#### [INPUT]
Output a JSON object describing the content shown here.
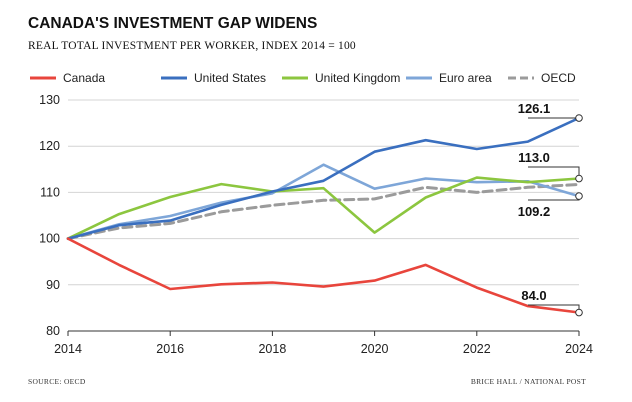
{
  "chart_data": {
    "type": "line",
    "title": "CANADA'S INVESTMENT GAP WIDENS",
    "subtitle": "REAL TOTAL INVESTMENT PER WORKER, INDEX 2014 = 100",
    "x": [
      2014,
      2015,
      2016,
      2017,
      2018,
      2019,
      2020,
      2021,
      2022,
      2023,
      2024
    ],
    "x_ticks": [
      "2014",
      "2016",
      "2018",
      "2020",
      "2022",
      "2024"
    ],
    "y_ticks": [
      "80",
      "90",
      "100",
      "110",
      "120",
      "130"
    ],
    "xlim": [
      2014,
      2024
    ],
    "ylim": [
      80,
      130
    ],
    "grid": true,
    "legend_placement": "top",
    "series": [
      {
        "name": "Canada",
        "color": "#e8453c",
        "dashed": false,
        "values": [
          100,
          94.3,
          89.1,
          90.1,
          90.5,
          89.6,
          90.9,
          94.3,
          89.4,
          85.4,
          84.0
        ]
      },
      {
        "name": "United States",
        "color": "#3a6fbf",
        "dashed": false,
        "values": [
          100,
          102.9,
          103.9,
          107.3,
          110.2,
          112.5,
          118.8,
          121.3,
          119.4,
          121.0,
          126.1
        ]
      },
      {
        "name": "United Kingdom",
        "color": "#8cc63f",
        "dashed": false,
        "values": [
          100,
          105.3,
          109.0,
          111.8,
          110.2,
          110.9,
          101.3,
          108.9,
          113.2,
          112.2,
          113.0
        ]
      },
      {
        "name": "Euro area",
        "color": "#7ea6d8",
        "dashed": false,
        "values": [
          100,
          103.1,
          104.9,
          107.8,
          109.8,
          116.0,
          110.8,
          113.0,
          112.2,
          112.4,
          109.2
        ]
      },
      {
        "name": "OECD",
        "color": "#9b9b9b",
        "dashed": true,
        "values": [
          100,
          102.3,
          103.3,
          105.8,
          107.2,
          108.3,
          108.6,
          111.1,
          110.0,
          111.1,
          111.7
        ]
      }
    ],
    "end_labels": [
      {
        "series": "United States",
        "text": "126.1"
      },
      {
        "series": "United Kingdom",
        "text": "113.0"
      },
      {
        "series": "Euro area",
        "text": "109.2"
      },
      {
        "series": "Canada",
        "text": "84.0"
      }
    ],
    "source": "SOURCE: OECD",
    "credit": "BRICE HALL / NATIONAL POST"
  }
}
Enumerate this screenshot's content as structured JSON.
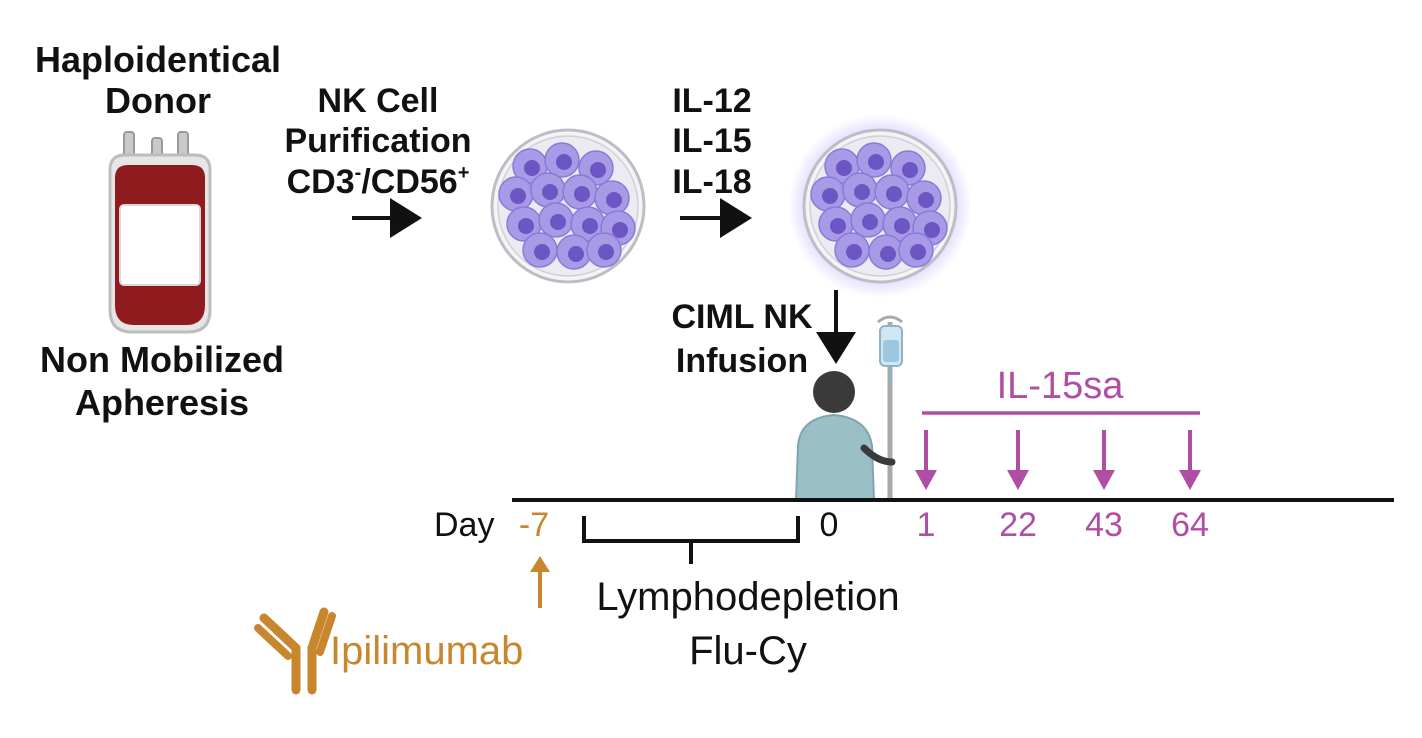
{
  "donor": {
    "title_line1": "Haploidentical",
    "title_line2": "Donor",
    "source_line1": "Non Mobilized",
    "source_line2": "Apheresis"
  },
  "purification": {
    "line1": "NK Cell",
    "line2": "Purification",
    "marker_a": "CD3",
    "marker_a_sup": "-",
    "separator": "/",
    "marker_b": "CD56",
    "marker_b_sup": "+"
  },
  "cytokines": [
    "IL-12",
    "IL-15",
    "IL-18"
  ],
  "infusion": {
    "line1": "CIML NK",
    "line2": "Infusion"
  },
  "il15sa": {
    "label": "IL-15sa",
    "dose_days": [
      "1",
      "22",
      "43",
      "64"
    ]
  },
  "timeline": {
    "day_label": "Day",
    "ipilimumab_day": "-7",
    "infusion_day": "0",
    "lymphodepletion_line1": "Lymphodepletion",
    "lymphodepletion_line2": "Flu-Cy"
  },
  "ipilimumab": {
    "label": "Ipilimumab"
  },
  "colors": {
    "text": "#111111",
    "blood": "#8f1b1f",
    "cell": "#8a7ad6",
    "cell_nucleus": "#6b56c4",
    "il15sa": "#b04ea6",
    "ipilimumab": "#c8872e",
    "patient": "#9bbfc7"
  }
}
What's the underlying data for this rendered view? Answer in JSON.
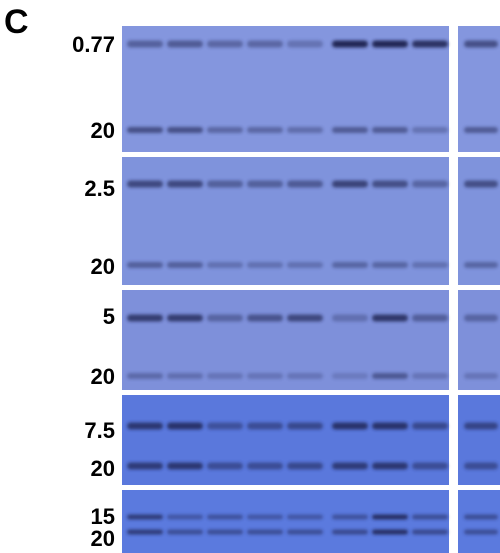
{
  "panel_label": "C",
  "blots": [
    {
      "labels": [
        "0.77",
        "20"
      ]
    },
    {
      "labels": [
        "2.5",
        "20"
      ]
    },
    {
      "labels": [
        "5",
        "20"
      ]
    },
    {
      "labels": [
        "7.5",
        "20"
      ]
    },
    {
      "labels": [
        "15",
        "20"
      ]
    }
  ]
}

#### [WORK REQUIRED]
Tally the lines of the listing that include "States". Reply with nothing but the count.

#### [COMPLETED TASK]
2